WRITTEN PROBLEM: Print exactly the lines from the one containing "Extract the structured" through the last line of the records below, both included, and nothing else; omit any pictures.

Chart and figure data:
++++++++

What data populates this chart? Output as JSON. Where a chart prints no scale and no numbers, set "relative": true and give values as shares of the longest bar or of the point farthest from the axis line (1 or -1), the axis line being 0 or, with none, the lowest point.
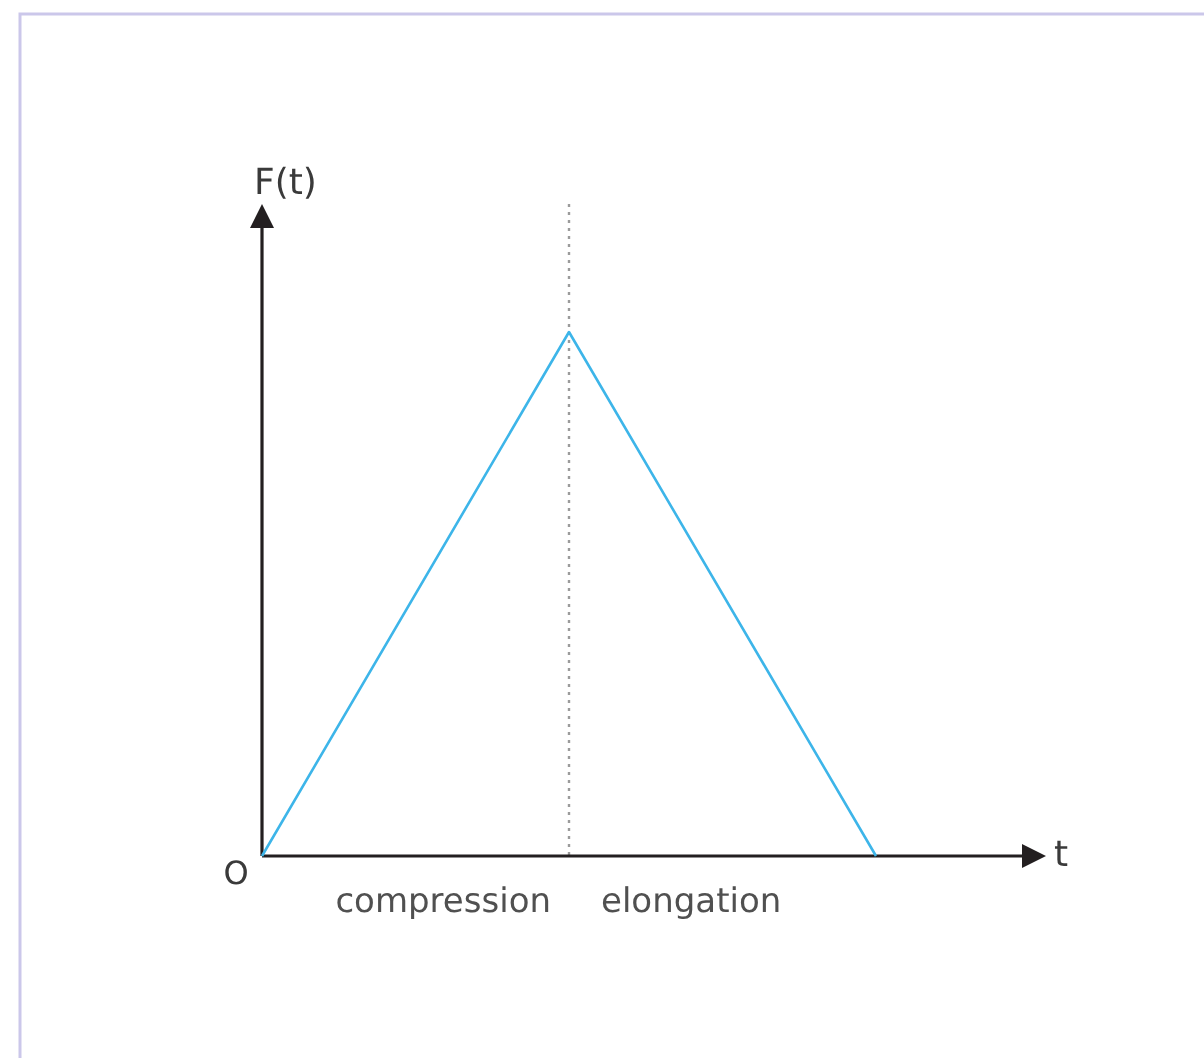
{
  "chart_data": {
    "type": "line",
    "xlabel": "t",
    "ylabel": "F(t)",
    "categories": [
      null,
      null,
      null
    ],
    "values": [
      0,
      1,
      0
    ],
    "color": "#3db5e9",
    "relative": true,
    "annotations": [
      "O",
      "compression",
      "elongation"
    ]
  }
}
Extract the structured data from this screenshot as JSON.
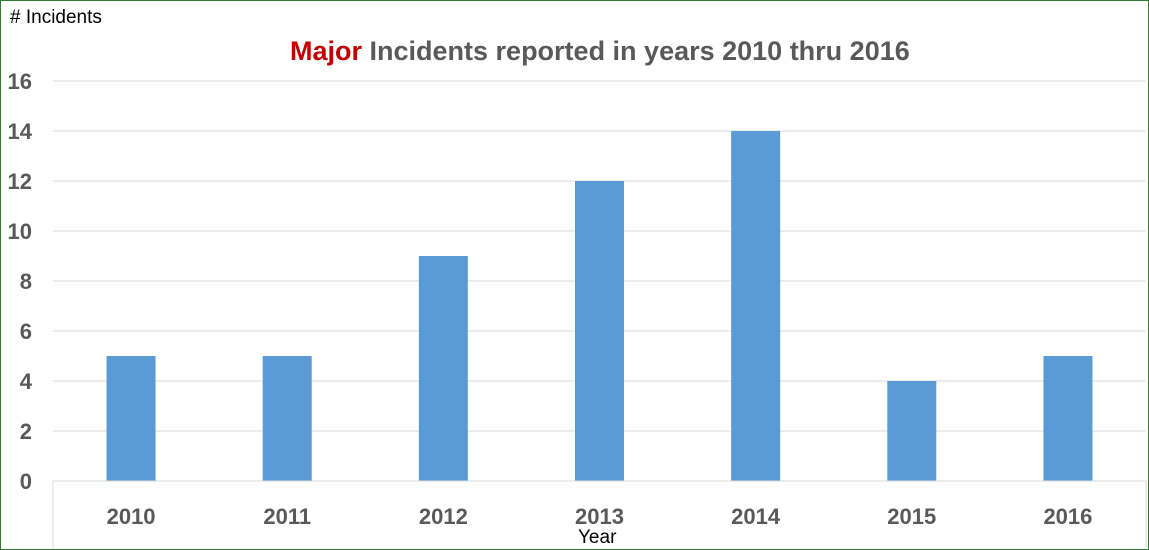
{
  "chart_data": {
    "type": "bar",
    "title_highlight": "Major",
    "title_rest": " Incidents reported in years 2010 thru 2016",
    "ylabel": "# Incidents",
    "xlabel": "Year",
    "categories": [
      "2010",
      "2011",
      "2012",
      "2013",
      "2014",
      "2015",
      "2016"
    ],
    "values": [
      5,
      5,
      9,
      12,
      14,
      4,
      5
    ],
    "ylim": [
      0,
      16
    ],
    "yticks": [
      0,
      2,
      4,
      6,
      8,
      10,
      12,
      14,
      16
    ],
    "grid": true,
    "bar_color": "#5b9bd5",
    "title_highlight_color": "#c00000"
  }
}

++++++++

EXERCISE OUTPUT:
Extract the structured data from this screenshot as JSON.
{
  "chart_data": {
    "type": "bar",
    "title_highlight": "Major",
    "title_rest": " Incidents reported in years 2010 thru 2016",
    "ylabel": "# Incidents",
    "xlabel": "Year",
    "categories": [
      "2010",
      "2011",
      "2012",
      "2013",
      "2014",
      "2015",
      "2016"
    ],
    "values": [
      5,
      5,
      9,
      12,
      14,
      4,
      5
    ],
    "ylim": [
      0,
      16
    ],
    "yticks": [
      0,
      2,
      4,
      6,
      8,
      10,
      12,
      14,
      16
    ],
    "grid": true,
    "bar_color": "#5b9bd5",
    "title_highlight_color": "#c00000"
  }
}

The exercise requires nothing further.